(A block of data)
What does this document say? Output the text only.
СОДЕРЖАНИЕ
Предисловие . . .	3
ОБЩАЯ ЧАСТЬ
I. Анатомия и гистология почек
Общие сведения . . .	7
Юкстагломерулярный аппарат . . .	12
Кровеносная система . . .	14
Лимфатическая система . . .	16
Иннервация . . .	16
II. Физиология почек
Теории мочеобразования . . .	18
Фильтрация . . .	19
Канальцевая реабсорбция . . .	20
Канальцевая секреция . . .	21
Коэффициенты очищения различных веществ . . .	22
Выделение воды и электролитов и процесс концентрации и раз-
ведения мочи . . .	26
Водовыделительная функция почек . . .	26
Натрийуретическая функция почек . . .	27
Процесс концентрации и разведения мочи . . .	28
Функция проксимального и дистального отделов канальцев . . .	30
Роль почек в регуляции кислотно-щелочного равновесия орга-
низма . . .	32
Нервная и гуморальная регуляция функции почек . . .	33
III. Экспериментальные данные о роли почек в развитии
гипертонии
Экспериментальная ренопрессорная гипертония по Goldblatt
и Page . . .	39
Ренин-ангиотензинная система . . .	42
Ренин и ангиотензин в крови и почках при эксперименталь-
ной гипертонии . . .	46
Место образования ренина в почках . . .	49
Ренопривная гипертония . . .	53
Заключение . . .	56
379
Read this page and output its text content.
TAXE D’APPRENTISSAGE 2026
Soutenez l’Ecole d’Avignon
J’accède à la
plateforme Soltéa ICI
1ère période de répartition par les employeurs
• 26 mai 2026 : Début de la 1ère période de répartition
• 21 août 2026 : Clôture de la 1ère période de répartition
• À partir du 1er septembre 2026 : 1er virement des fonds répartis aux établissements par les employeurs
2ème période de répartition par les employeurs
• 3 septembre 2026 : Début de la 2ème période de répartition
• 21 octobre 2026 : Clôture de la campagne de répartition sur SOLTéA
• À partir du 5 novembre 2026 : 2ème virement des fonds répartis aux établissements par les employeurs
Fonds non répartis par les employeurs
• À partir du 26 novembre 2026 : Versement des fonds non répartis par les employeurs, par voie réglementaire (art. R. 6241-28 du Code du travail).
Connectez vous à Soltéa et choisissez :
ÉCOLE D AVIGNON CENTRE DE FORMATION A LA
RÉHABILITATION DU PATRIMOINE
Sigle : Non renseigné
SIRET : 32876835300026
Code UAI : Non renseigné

* _AIM_
Pick each line holding the word "septembre" out of the listing.

* _ANSWER TO THE PROBLEM_
• À partir du 1er septembre 2026 : 1er virement des fonds répartis aux établissements par les employeurs
• 3 septembre 2026 : Début de la 2ème période de répartition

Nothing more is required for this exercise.